[Figure dataset records]
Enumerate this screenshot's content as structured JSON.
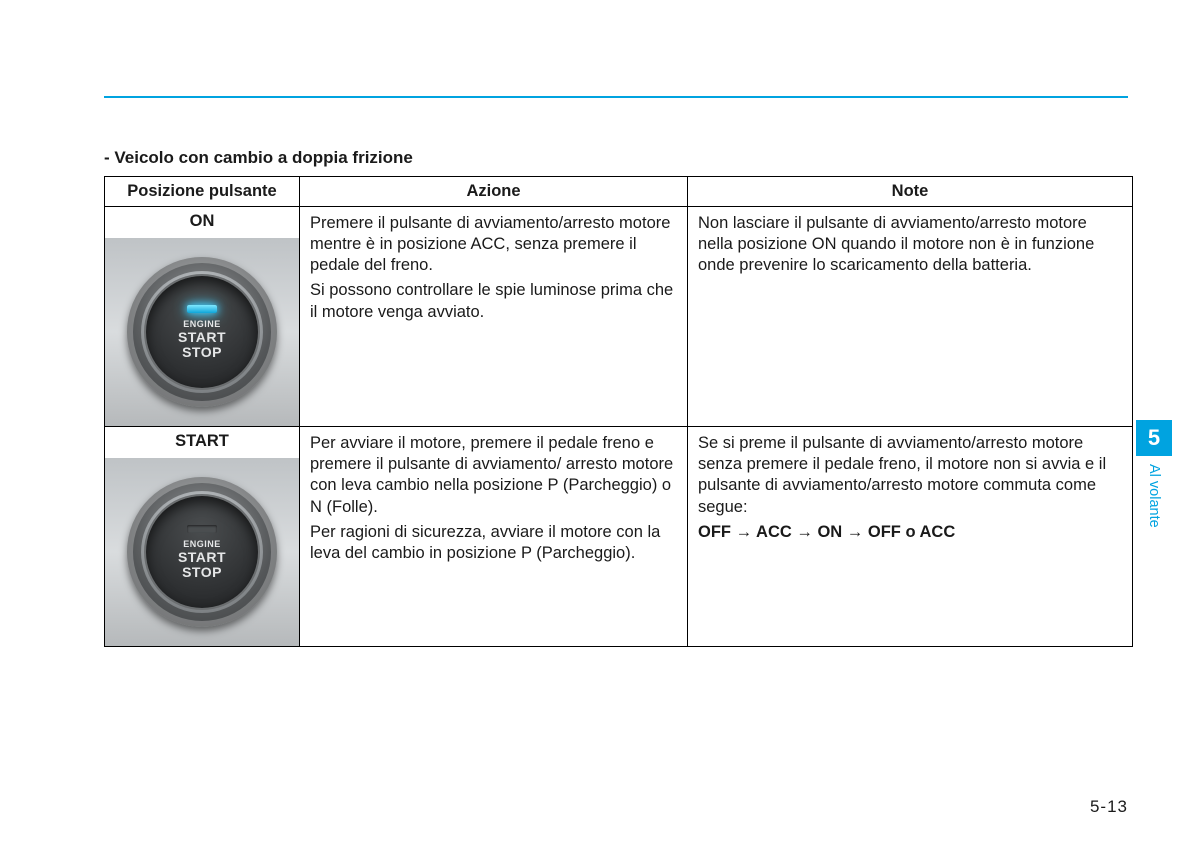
{
  "colors": {
    "accent": "#00a3e0",
    "text": "#1a1a1a",
    "background": "#ffffff",
    "button_panel_bg": "#c5c8ca",
    "button_dark": "#2c2e30",
    "led_on": "#3fd0ff",
    "led_off": "#4b4e50"
  },
  "page": {
    "subtitle": "- Veicolo con cambio a doppia frizione",
    "page_number": "5-13"
  },
  "sidetab": {
    "chapter_number": "5",
    "chapter_label": "Al volante"
  },
  "table": {
    "headers": {
      "col1": "Posizione pulsante",
      "col2": "Azione",
      "col3": "Note"
    },
    "rows": [
      {
        "label": "ON",
        "led_state": "on",
        "button_line1": "ENGINE",
        "button_line2": "START",
        "button_line3": "STOP",
        "action_p1": "Premere il pulsante di avviamento/arresto motore mentre è in posizione ACC, senza premere il pedale del freno.",
        "action_p2": "Si possono controllare le spie luminose prima che il motore venga avviato.",
        "note_p1": "Non lasciare il pulsante di avviamento/arresto motore nella posizione ON quando il motore non è in funzione onde prevenire lo scaricamento della batteria."
      },
      {
        "label": "START",
        "led_state": "off",
        "button_line1": "ENGINE",
        "button_line2": "START",
        "button_line3": "STOP",
        "action_p1": "Per avviare il motore, premere il pedale freno e premere il pulsante di avviamento/ arresto motore con leva cambio nella posizione P (Parcheggio) o N (Folle).",
        "action_p2": "Per ragioni di sicurezza, avviare il motore con la leva del cambio in posizione P (Parcheggio).",
        "note_p1": "Se si preme il pulsante di avviamento/arresto motore senza premere il pedale freno, il motore non si avvia e il pulsante di avviamento/arresto motore commuta come segue:",
        "note_sequence": "OFF → ACC → ON → OFF o ACC"
      }
    ]
  }
}
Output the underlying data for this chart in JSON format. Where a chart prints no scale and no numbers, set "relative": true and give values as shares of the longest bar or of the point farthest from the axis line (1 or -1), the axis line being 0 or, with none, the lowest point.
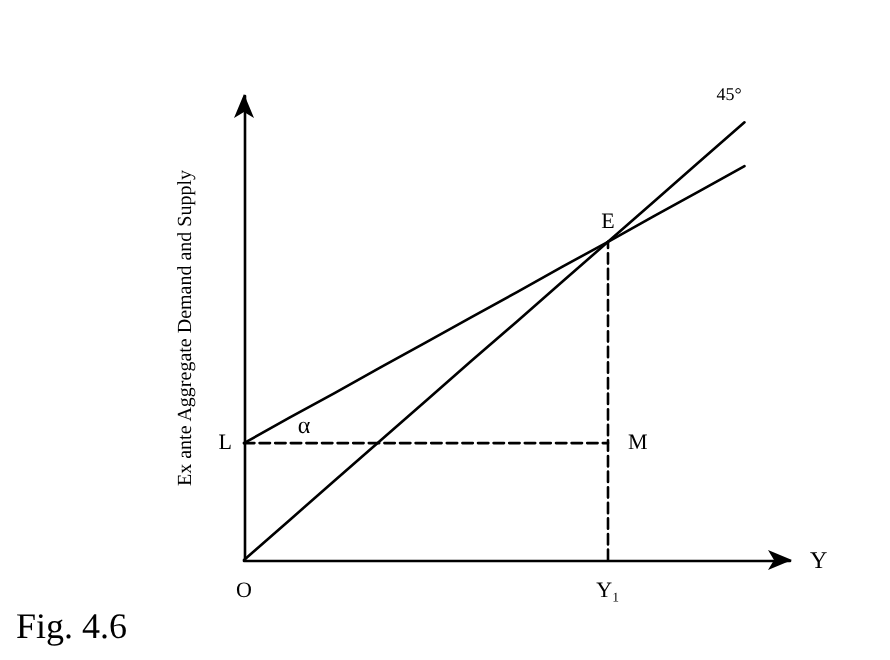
{
  "chart_data": {
    "type": "line",
    "relative": true,
    "xlabel": "Y",
    "ylabel": "Ex ante Aggregate Demand and Supply",
    "marker": "none",
    "categories": [
      "O",
      null,
      null,
      null,
      null,
      null,
      null,
      null,
      "Y₁",
      null,
      null,
      null
    ],
    "series": [
      {
        "name": "45°",
        "color": "#000000",
        "values": [
          0,
          0.091,
          0.182,
          0.273,
          0.364,
          0.455,
          0.545,
          0.636,
          0.727,
          0.818,
          0.909,
          1
        ]
      },
      {
        "color": "#000000",
        "values": [
          0.267,
          0.325,
          0.382,
          0.44,
          0.497,
          0.555,
          0.612,
          0.67,
          0.727,
          0.785,
          0.842,
          0.9
        ]
      },
      {
        "color": "#000000",
        "line_style": "dashed",
        "values": [
          0.267,
          0.267,
          0.267,
          0.267,
          0.267,
          0.267,
          0.267,
          0.267,
          0.267,
          null,
          null,
          null
        ]
      },
      {
        "color": "#000000",
        "line_style": "dashed",
        "x": [
          "Y₁",
          "Y₁"
        ],
        "values": [
          0,
          0.727
        ]
      }
    ],
    "annotations": [
      {
        "text": "E",
        "x": "Y₁",
        "y": 0.727
      },
      "L",
      {
        "text": "M",
        "x": "Y₁",
        "y": 0.267
      },
      "α",
      "Fig. 4.6"
    ]
  }
}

Problem ▸
Take every line from the data above that holds "nella" and copy it out.

Worked solution ▸
        "note_p1": "Non lasciare il pulsante di avviamento/arresto motore nella posizione ON quando il motore non è in funzione onde prevenire lo scaricamento della batteria."
        "action_p1": "Per avviare il motore, premere il pedale freno e premere il pulsante di avviamento/ arresto motore con leva cambio nella posizione P (Parcheggio) o N (Folle).",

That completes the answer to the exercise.